Records excerpted from a collection:

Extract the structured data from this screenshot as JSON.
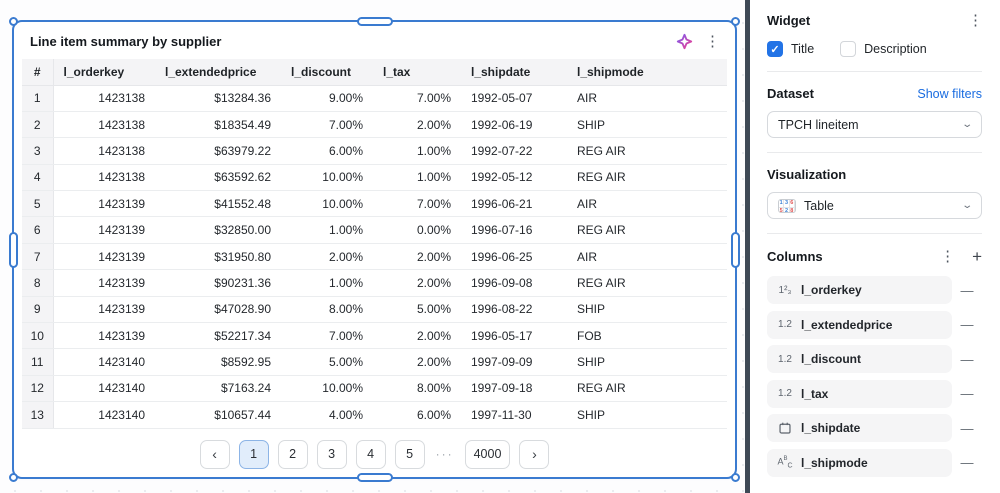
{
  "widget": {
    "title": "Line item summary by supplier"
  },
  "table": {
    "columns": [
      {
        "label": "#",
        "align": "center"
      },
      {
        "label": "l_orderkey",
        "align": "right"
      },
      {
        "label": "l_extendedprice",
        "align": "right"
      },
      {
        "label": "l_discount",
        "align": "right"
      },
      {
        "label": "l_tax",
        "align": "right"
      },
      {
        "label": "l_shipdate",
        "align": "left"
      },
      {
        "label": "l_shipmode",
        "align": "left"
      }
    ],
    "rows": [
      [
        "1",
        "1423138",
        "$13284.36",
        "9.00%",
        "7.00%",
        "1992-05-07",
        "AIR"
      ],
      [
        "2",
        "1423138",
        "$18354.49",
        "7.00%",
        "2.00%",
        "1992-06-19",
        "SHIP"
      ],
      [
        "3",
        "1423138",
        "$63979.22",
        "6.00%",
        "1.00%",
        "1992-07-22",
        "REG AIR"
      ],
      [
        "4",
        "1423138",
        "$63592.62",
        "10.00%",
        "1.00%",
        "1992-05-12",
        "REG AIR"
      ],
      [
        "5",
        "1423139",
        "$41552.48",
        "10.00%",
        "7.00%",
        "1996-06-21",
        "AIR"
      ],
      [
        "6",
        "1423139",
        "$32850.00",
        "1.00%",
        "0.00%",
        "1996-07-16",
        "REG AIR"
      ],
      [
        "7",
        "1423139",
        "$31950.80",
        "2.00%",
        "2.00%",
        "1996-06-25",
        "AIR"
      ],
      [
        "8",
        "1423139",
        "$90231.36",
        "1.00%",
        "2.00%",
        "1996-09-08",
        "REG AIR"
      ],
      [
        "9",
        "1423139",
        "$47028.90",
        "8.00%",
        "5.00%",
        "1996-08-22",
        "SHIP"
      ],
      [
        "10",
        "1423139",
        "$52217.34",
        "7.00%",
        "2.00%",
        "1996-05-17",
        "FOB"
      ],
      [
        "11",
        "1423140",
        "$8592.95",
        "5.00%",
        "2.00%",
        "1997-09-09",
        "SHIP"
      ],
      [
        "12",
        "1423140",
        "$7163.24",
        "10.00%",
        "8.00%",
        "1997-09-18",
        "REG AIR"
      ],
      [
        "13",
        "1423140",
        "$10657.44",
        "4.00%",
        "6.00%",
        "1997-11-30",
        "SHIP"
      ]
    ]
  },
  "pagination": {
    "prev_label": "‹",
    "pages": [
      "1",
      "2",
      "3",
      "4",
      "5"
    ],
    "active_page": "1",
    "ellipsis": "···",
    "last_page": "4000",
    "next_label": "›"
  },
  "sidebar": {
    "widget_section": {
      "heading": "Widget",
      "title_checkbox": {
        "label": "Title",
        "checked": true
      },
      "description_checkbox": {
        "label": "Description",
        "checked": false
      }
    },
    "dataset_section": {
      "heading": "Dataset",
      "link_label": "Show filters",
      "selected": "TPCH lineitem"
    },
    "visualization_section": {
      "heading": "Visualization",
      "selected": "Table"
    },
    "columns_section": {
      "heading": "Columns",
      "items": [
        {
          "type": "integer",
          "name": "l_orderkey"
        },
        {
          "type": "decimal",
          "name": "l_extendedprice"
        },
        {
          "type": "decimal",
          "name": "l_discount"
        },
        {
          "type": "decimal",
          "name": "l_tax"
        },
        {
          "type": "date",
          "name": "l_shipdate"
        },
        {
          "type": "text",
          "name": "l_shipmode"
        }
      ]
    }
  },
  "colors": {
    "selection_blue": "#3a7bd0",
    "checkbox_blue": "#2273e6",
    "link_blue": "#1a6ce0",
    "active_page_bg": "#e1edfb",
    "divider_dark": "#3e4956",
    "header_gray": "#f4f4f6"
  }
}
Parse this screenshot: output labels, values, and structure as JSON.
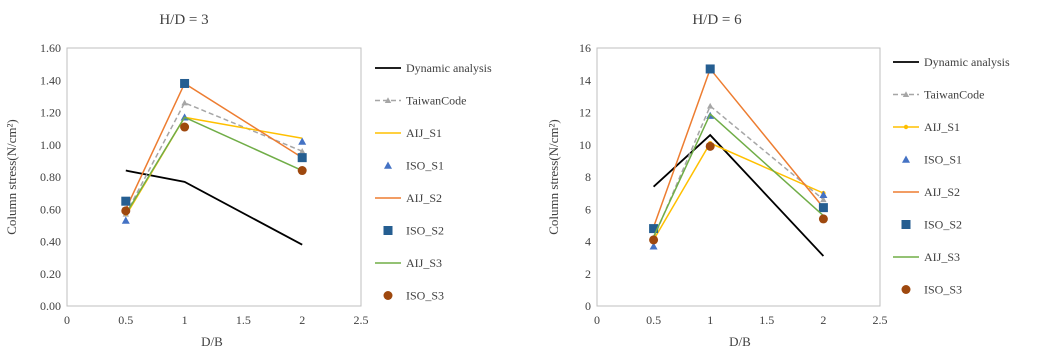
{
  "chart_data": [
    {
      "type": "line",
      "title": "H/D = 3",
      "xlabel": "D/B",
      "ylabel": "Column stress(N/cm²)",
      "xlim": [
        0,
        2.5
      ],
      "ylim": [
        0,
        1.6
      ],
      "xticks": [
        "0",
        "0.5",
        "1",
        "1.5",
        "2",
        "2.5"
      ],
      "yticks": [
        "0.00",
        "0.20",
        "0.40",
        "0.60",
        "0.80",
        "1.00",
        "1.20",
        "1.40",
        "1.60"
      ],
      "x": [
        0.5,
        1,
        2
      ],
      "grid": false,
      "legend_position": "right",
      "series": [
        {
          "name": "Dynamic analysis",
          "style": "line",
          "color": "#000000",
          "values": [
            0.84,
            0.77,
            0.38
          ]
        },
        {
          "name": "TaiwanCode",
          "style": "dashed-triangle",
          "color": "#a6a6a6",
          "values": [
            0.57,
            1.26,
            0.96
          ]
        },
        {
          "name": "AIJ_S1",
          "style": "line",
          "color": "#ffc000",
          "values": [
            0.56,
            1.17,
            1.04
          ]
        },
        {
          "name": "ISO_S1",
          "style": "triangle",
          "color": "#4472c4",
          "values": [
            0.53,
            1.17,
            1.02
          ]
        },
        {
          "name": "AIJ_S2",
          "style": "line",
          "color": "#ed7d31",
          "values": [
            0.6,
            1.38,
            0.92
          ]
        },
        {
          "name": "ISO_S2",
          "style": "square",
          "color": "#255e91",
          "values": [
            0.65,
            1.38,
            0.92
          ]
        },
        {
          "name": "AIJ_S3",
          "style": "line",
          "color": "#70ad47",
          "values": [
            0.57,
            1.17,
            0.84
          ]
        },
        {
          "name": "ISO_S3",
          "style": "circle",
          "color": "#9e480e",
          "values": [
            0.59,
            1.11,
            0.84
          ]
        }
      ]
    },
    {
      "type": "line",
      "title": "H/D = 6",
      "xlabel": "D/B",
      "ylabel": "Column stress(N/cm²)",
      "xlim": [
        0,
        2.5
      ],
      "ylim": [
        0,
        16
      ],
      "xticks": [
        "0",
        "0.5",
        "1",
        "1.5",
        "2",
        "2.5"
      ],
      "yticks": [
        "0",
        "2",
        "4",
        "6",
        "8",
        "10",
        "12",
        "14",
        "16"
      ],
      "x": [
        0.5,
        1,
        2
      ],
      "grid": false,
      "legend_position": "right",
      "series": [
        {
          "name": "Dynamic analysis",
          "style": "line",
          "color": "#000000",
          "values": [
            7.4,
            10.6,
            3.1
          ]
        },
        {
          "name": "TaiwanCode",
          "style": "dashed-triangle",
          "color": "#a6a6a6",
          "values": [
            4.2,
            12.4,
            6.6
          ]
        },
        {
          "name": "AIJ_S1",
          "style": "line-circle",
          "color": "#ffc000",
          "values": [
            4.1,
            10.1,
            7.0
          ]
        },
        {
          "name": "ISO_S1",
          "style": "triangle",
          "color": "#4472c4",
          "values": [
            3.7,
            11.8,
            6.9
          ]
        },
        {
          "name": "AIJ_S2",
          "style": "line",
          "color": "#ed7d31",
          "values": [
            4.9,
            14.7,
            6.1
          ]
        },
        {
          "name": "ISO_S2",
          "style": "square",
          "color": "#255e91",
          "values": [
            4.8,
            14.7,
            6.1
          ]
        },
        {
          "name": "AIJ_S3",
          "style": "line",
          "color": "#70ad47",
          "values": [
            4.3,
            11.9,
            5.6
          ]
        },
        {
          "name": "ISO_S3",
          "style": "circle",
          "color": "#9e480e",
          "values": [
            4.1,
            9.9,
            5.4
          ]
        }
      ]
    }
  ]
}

REQUIRED WORK: Please transcribe the material above exactly as written. Leave the pictures out.

TASK SOLUTION:
Extract the structured data from this screenshot as JSON.
{
  "widget": {
    "title": "Line item summary by supplier"
  },
  "table": {
    "columns": [
      {
        "label": "#",
        "align": "center"
      },
      {
        "label": "l_orderkey",
        "align": "right"
      },
      {
        "label": "l_extendedprice",
        "align": "right"
      },
      {
        "label": "l_discount",
        "align": "right"
      },
      {
        "label": "l_tax",
        "align": "right"
      },
      {
        "label": "l_shipdate",
        "align": "left"
      },
      {
        "label": "l_shipmode",
        "align": "left"
      }
    ],
    "rows": [
      [
        "1",
        "1423138",
        "$13284.36",
        "9.00%",
        "7.00%",
        "1992-05-07",
        "AIR"
      ],
      [
        "2",
        "1423138",
        "$18354.49",
        "7.00%",
        "2.00%",
        "1992-06-19",
        "SHIP"
      ],
      [
        "3",
        "1423138",
        "$63979.22",
        "6.00%",
        "1.00%",
        "1992-07-22",
        "REG AIR"
      ],
      [
        "4",
        "1423138",
        "$63592.62",
        "10.00%",
        "1.00%",
        "1992-05-12",
        "REG AIR"
      ],
      [
        "5",
        "1423139",
        "$41552.48",
        "10.00%",
        "7.00%",
        "1996-06-21",
        "AIR"
      ],
      [
        "6",
        "1423139",
        "$32850.00",
        "1.00%",
        "0.00%",
        "1996-07-16",
        "REG AIR"
      ],
      [
        "7",
        "1423139",
        "$31950.80",
        "2.00%",
        "2.00%",
        "1996-06-25",
        "AIR"
      ],
      [
        "8",
        "1423139",
        "$90231.36",
        "1.00%",
        "2.00%",
        "1996-09-08",
        "REG AIR"
      ],
      [
        "9",
        "1423139",
        "$47028.90",
        "8.00%",
        "5.00%",
        "1996-08-22",
        "SHIP"
      ],
      [
        "10",
        "1423139",
        "$52217.34",
        "7.00%",
        "2.00%",
        "1996-05-17",
        "FOB"
      ],
      [
        "11",
        "1423140",
        "$8592.95",
        "5.00%",
        "2.00%",
        "1997-09-09",
        "SHIP"
      ],
      [
        "12",
        "1423140",
        "$7163.24",
        "10.00%",
        "8.00%",
        "1997-09-18",
        "REG AIR"
      ],
      [
        "13",
        "1423140",
        "$10657.44",
        "4.00%",
        "6.00%",
        "1997-11-30",
        "SHIP"
      ]
    ]
  },
  "pagination": {
    "prev_label": "‹",
    "pages": [
      "1",
      "2",
      "3",
      "4",
      "5"
    ],
    "active_page": "1",
    "ellipsis": "···",
    "last_page": "4000",
    "next_label": "›"
  },
  "sidebar": {
    "widget_section": {
      "heading": "Widget",
      "title_checkbox": {
        "label": "Title",
        "checked": true
      },
      "description_checkbox": {
        "label": "Description",
        "checked": false
      }
    },
    "dataset_section": {
      "heading": "Dataset",
      "link_label": "Show filters",
      "selected": "TPCH lineitem"
    },
    "visualization_section": {
      "heading": "Visualization",
      "selected": "Table"
    },
    "columns_section": {
      "heading": "Columns",
      "items": [
        {
          "type": "integer",
          "name": "l_orderkey"
        },
        {
          "type": "decimal",
          "name": "l_extendedprice"
        },
        {
          "type": "decimal",
          "name": "l_discount"
        },
        {
          "type": "decimal",
          "name": "l_tax"
        },
        {
          "type": "date",
          "name": "l_shipdate"
        },
        {
          "type": "text",
          "name": "l_shipmode"
        }
      ]
    }
  },
  "colors": {
    "selection_blue": "#3a7bd0",
    "checkbox_blue": "#2273e6",
    "link_blue": "#1a6ce0",
    "active_page_bg": "#e1edfb",
    "divider_dark": "#3e4956",
    "header_gray": "#f4f4f6"
  }
}
Parse this screenshot: output labels, values, and structure as JSON.
{
  "chart_data": [
    {
      "type": "line",
      "title": "H/D = 3",
      "xlabel": "D/B",
      "ylabel": "Column stress(N/cm²)",
      "xlim": [
        0,
        2.5
      ],
      "ylim": [
        0,
        1.6
      ],
      "xticks": [
        "0",
        "0.5",
        "1",
        "1.5",
        "2",
        "2.5"
      ],
      "yticks": [
        "0.00",
        "0.20",
        "0.40",
        "0.60",
        "0.80",
        "1.00",
        "1.20",
        "1.40",
        "1.60"
      ],
      "x": [
        0.5,
        1,
        2
      ],
      "grid": false,
      "legend_position": "right",
      "series": [
        {
          "name": "Dynamic analysis",
          "style": "line",
          "color": "#000000",
          "values": [
            0.84,
            0.77,
            0.38
          ]
        },
        {
          "name": "TaiwanCode",
          "style": "dashed-triangle",
          "color": "#a6a6a6",
          "values": [
            0.57,
            1.26,
            0.96
          ]
        },
        {
          "name": "AIJ_S1",
          "style": "line",
          "color": "#ffc000",
          "values": [
            0.56,
            1.17,
            1.04
          ]
        },
        {
          "name": "ISO_S1",
          "style": "triangle",
          "color": "#4472c4",
          "values": [
            0.53,
            1.17,
            1.02
          ]
        },
        {
          "name": "AIJ_S2",
          "style": "line",
          "color": "#ed7d31",
          "values": [
            0.6,
            1.38,
            0.92
          ]
        },
        {
          "name": "ISO_S2",
          "style": "square",
          "color": "#255e91",
          "values": [
            0.65,
            1.38,
            0.92
          ]
        },
        {
          "name": "AIJ_S3",
          "style": "line",
          "color": "#70ad47",
          "values": [
            0.57,
            1.17,
            0.84
          ]
        },
        {
          "name": "ISO_S3",
          "style": "circle",
          "color": "#9e480e",
          "values": [
            0.59,
            1.11,
            0.84
          ]
        }
      ]
    },
    {
      "type": "line",
      "title": "H/D = 6",
      "xlabel": "D/B",
      "ylabel": "Column stress(N/cm²)",
      "xlim": [
        0,
        2.5
      ],
      "ylim": [
        0,
        16
      ],
      "xticks": [
        "0",
        "0.5",
        "1",
        "1.5",
        "2",
        "2.5"
      ],
      "yticks": [
        "0",
        "2",
        "4",
        "6",
        "8",
        "10",
        "12",
        "14",
        "16"
      ],
      "x": [
        0.5,
        1,
        2
      ],
      "grid": false,
      "legend_position": "right",
      "series": [
        {
          "name": "Dynamic analysis",
          "style": "line",
          "color": "#000000",
          "values": [
            7.4,
            10.6,
            3.1
          ]
        },
        {
          "name": "TaiwanCode",
          "style": "dashed-triangle",
          "color": "#a6a6a6",
          "values": [
            4.2,
            12.4,
            6.6
          ]
        },
        {
          "name": "AIJ_S1",
          "style": "line-circle",
          "color": "#ffc000",
          "values": [
            4.1,
            10.1,
            7.0
          ]
        },
        {
          "name": "ISO_S1",
          "style": "triangle",
          "color": "#4472c4",
          "values": [
            3.7,
            11.8,
            6.9
          ]
        },
        {
          "name": "AIJ_S2",
          "style": "line",
          "color": "#ed7d31",
          "values": [
            4.9,
            14.7,
            6.1
          ]
        },
        {
          "name": "ISO_S2",
          "style": "square",
          "color": "#255e91",
          "values": [
            4.8,
            14.7,
            6.1
          ]
        },
        {
          "name": "AIJ_S3",
          "style": "line",
          "color": "#70ad47",
          "values": [
            4.3,
            11.9,
            5.6
          ]
        },
        {
          "name": "ISO_S3",
          "style": "circle",
          "color": "#9e480e",
          "values": [
            4.1,
            9.9,
            5.4
          ]
        }
      ]
    }
  ]
}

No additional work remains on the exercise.